Dzisiejszą gościnią naszego wywiadu jest Ewa Bartnik, którą bez wahania określilibyśmy jako prawdziwy przykład wszechstronnej przedsiębiorczości. Z wykształcenia jest magistrem sztuki, gra na fortepianie, ukończyła studia podyplomowe z rachunkowości i MBA, dokształcała się z zakresu zarządzania zasobami ludzkimi, prawa pracy, podatków, negocjacji i sprzedaży. Jej doświadczenie obejmuje prowadzenie sklepów internetowych i blogów, publikowanie książek i e-booków. Od 2015 roku, razem z mężem nie tylko tworzy szczęśliwą rodzinę wychowując czwórkę dzieci, ale i prowadzi rozwijającą się firmę fulfillmentową – Imker.
Rozmowa z Ewą to nie tylko wartościowa dawka wiedzy, ale również inspiracja do działania. Podczas lektury, nie tylko poznacie historię o tym, jak ze sklepu internetowego i biura w garażu wraz z mężem udało im się stworzyć świetnie prosperującą firmę logistyczną, ale również dowiecie się więcej o zmianach w branży e-commerce, znaczeniu newsletterów dla biznesu oraz strategiach ich skalowania, o których, jak twierdzi Ewa: mogłaby napisać doktorat!
Zapraszamy do lektury!
W jednym z wywiadów mówisz, że każdy biznes zaczyna się od pomysłu. Jak narodził się Twój?
Ewa Bartnik: Pomysł narodził się z realnej potrzeby, którą zaobserwowaliśmy na rynku. Od 2006 do 2012 roku prowadziliśmy z moim mężem Krzyśkiem sklepy internetowe. Początkowo była to księgarnia, później sprzedawaliśmy akcesoria do gier komputerowych i gry planszowe. Wtedy nikt jeszcze nie słyszał o czymś takim, jak fulfillment, więc uczyliśmy się wszystkiego od zera.
Po narodzinach naszych dzieci coraz ciężej było nam znaleźć miejsce do przechowywania towaru. Gdy wybudowaliśmy dom, jeden z pokojów służył nam jako magazyn. Po narodzinach trzeciego dziecka, z żalem musieliśmy zrezygnować z prowadzenia sklepu. Ciągle jednak myśleliśmy o własnej działalności.

*ZESTAWIENIE*
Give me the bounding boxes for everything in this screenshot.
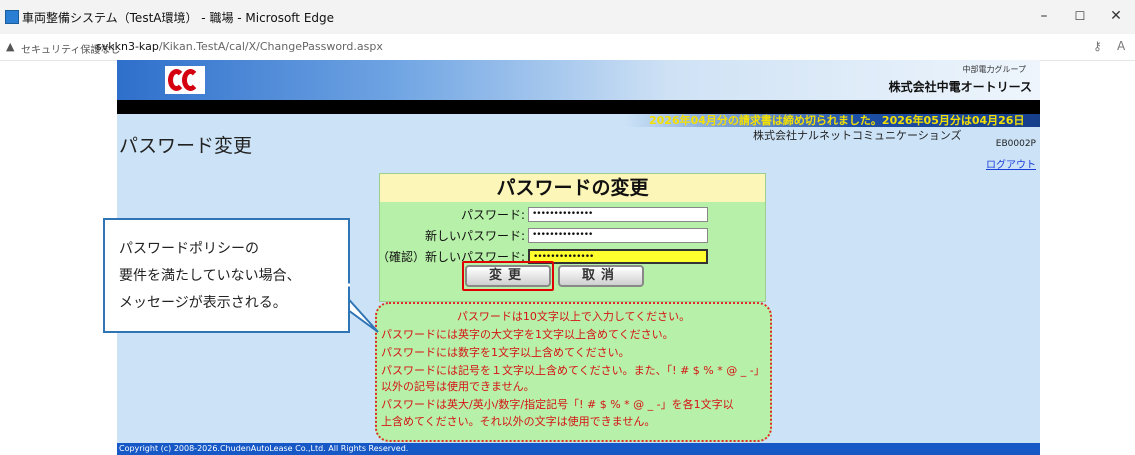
maximize-icon[interactable]: ☐	[1070, 8, 1090, 24]
form-heading: パスワードの変更	[380, 174, 765, 202]
password-form: パスワードの変更 パスワード: •••••••••••••• 新しいパスワード:…	[377, 173, 766, 302]
cancel-button[interactable]: 取消	[558, 265, 644, 287]
key-icon[interactable]: ⚷	[1093, 39, 1102, 53]
warning-icon[interactable]: ▲	[6, 40, 14, 53]
confirm-password-input[interactable]: ••••••••••••••	[528, 249, 708, 264]
minimize-icon[interactable]: –	[1034, 8, 1054, 24]
annotation-callout: パスワードポリシーの 要件を満たしていない場合、 メッセージが表示される。	[103, 218, 350, 333]
message-line: 上含めてください。それ以外の文字は使用できません。	[381, 415, 656, 428]
new-password-label: 新しいパスワード:	[424, 229, 525, 243]
url-host: svkkn3-kap	[96, 40, 159, 53]
callout-line: メッセージが表示される。	[119, 295, 287, 311]
close-icon[interactable]: ✕	[1106, 8, 1126, 24]
notice-bar: 2026年04月分の請求書は締め切られました。2026年05月分は04月26日	[117, 114, 1040, 127]
screen-id: EB0002P	[995, 139, 1036, 149]
logo	[165, 66, 205, 94]
header-divider	[117, 100, 1040, 114]
message-line: パスワードには英字の大文字を1文字以上含めてください。	[381, 328, 674, 341]
group-name: 中部電力グループ	[962, 65, 1026, 74]
validation-messages: パスワードは10文字以上で入力してください。 パスワードには英字の大文字を1文字…	[375, 302, 772, 442]
message-line: パスワードには記号を１文字以上含めてください。また、「! # $ % * @ _…	[381, 364, 765, 377]
message-line: 以外の記号は使用できません。	[381, 380, 535, 393]
url-text[interactable]: svkkn3-kap/Kikan.TestA/cal/X/ChangePassw…	[96, 40, 383, 53]
app-icon	[5, 10, 19, 24]
notice-text: 2026年04月分の請求書は締め切られました。2026年05月分は04月26日	[649, 114, 1025, 127]
message-line: パスワードには数字を1文字以上含めてください。	[381, 346, 630, 359]
footer: Copyright (c) 2008-2026.ChudenAutoLease …	[117, 443, 1040, 455]
change-button[interactable]: 変更	[465, 265, 551, 287]
page-title: パスワード変更	[119, 135, 253, 157]
callout-line: 要件を満たしていない場合、	[119, 268, 301, 284]
current-password-label: パスワード:	[460, 208, 525, 222]
current-password-input[interactable]: ••••••••••••••	[528, 207, 708, 222]
address-bar[interactable]: ▲ セキュリティ保護なし svkkn3-kap/Kikan.TestA/cal/…	[0, 34, 1135, 61]
window-title: 車両整備システム（TestA環境） - 職場 - Microsoft Edge	[22, 11, 335, 25]
read-aloud-icon[interactable]: A	[1117, 39, 1125, 53]
logo-mark-right	[182, 69, 199, 91]
browser-titlebar: 車両整備システム（TestA環境） - 職場 - Microsoft Edge …	[0, 0, 1135, 35]
new-password-input[interactable]: ••••••••••••••	[528, 228, 708, 243]
message-line: パスワードは10文字以上で入力してください。	[456, 310, 691, 323]
company-name: 株式会社中電オートリース	[888, 80, 1032, 94]
copyright: Copyright (c) 2008-2026.ChudenAutoLease …	[119, 444, 409, 453]
logout-link[interactable]: ログアウト	[986, 156, 1036, 171]
callout-line: パスワードポリシーの	[119, 241, 259, 257]
url-path: /Kikan.TestA/cal/X/ChangePassword.aspx	[158, 40, 383, 53]
vendor-name: 株式会社ナルネットコミュニケーションズ	[753, 129, 962, 142]
message-line: パスワードは英大/英小/数字/指定記号「! # $ % * @ _ -」を各1文…	[381, 398, 734, 411]
site-header: 中部電力グループ 株式会社中電オートリース	[117, 60, 1040, 100]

*ZADANIA*
**1.** Jakie dziedziny wymienia wywiad z Ewą Bartnik jako te, z których bohaterka się dokształcała? Podaj wszystkie.
**2.** Odpowiedz krótko na podstawie wywiadu z Ewą Bartnik:
(a) Od którego roku Ewa Bartnik prowadzi z mężem firmę Imker?
(b) Co sprzedawał na początku ich sklep internetowy?
(c) Co służyło im za magazyn po wybudowaniu domu?
**3.** Rozwiń wywiad z Ewą Bartnik, zaczynając od miejsca, w którym się kończy.

*ODPOWIEDZI DO ZADAŃ*
**1.** zarządzanie zasobami ludzkimi, prawo pracy, podatki, negocjacje, sprzedaż

**2.**
(a) Od 2015 roku.
(b) Książki, bo na początku była to księgarnia.
(c) Jeden z pokojów.

**3.**
Postanowiliśmy więc poszukać innych źródeł dochodu. Naszą uwagę przyciągnęła rosnąca popularność blogów i to właśnie ona skłoniła Krzyśka do założenia bloga ekomercyjnie.pl. Z czasem przekształcił się on w serwis internetowy poświęcony głównie branży e-commerce i zakładaniu sklepów internetowych. Pozwoliło nam to na zbudowanie sieci kontaktów z właścicielami tego typu sklepów. Wprowadzaliśmy również różne inicjatywy, takie jak dzień darmowej dostawy, oraz wydawaliśmy książki i e-booki. Dwa biznesy, które przez lata rozwijaliśmy – sklep i blog, połączyły się ze sobą w okolicy 2015 i tak narodził się pomysł na zajęcie się logistyką. Uznaliśmy, że dysponujemy odpowiednimi umiejętnościami. Co więcej, miejsce, w którym mieszkamy – Lubelszczyzna, zapewniało nam dobrą lokalizację oraz łatwo dostępną przestrzeń magazynową.
Po pewnym czasie Krzysiek poznał również Michała Szafrańskiego, który planował wydanie książki Finansowy ninja. Pomyśleliśmy, że moglibyśmy zająć się jej wysyłką. Nie mieliśmy magazynu, więc naszym ‘’biurem’’ był garaż. Wszystko działo się po partyzancku, jednak zauważyliśmy, że rynek twórców internetowych to miejsce, które ma coraz większy potencjał.
Mimo upływu lat i rozwoju branży, nadal mamy wrażenie, że jesteśmy dopiero na początku drogi.
Klara (DF): Cała historia brzmi niesamowicie. A motyw garażu kojarzy mi się z początkami największych firm, takich jak Apple. Jak widać, każdy wielki biznes musi mieć tam swój początek.
W branży e-commerce działasz od roku 2007, a w firmie Imker od 2015. Jakie są największe zmiany, które zaobserwowałaś w e-commerce w ciągu ostatnich lat?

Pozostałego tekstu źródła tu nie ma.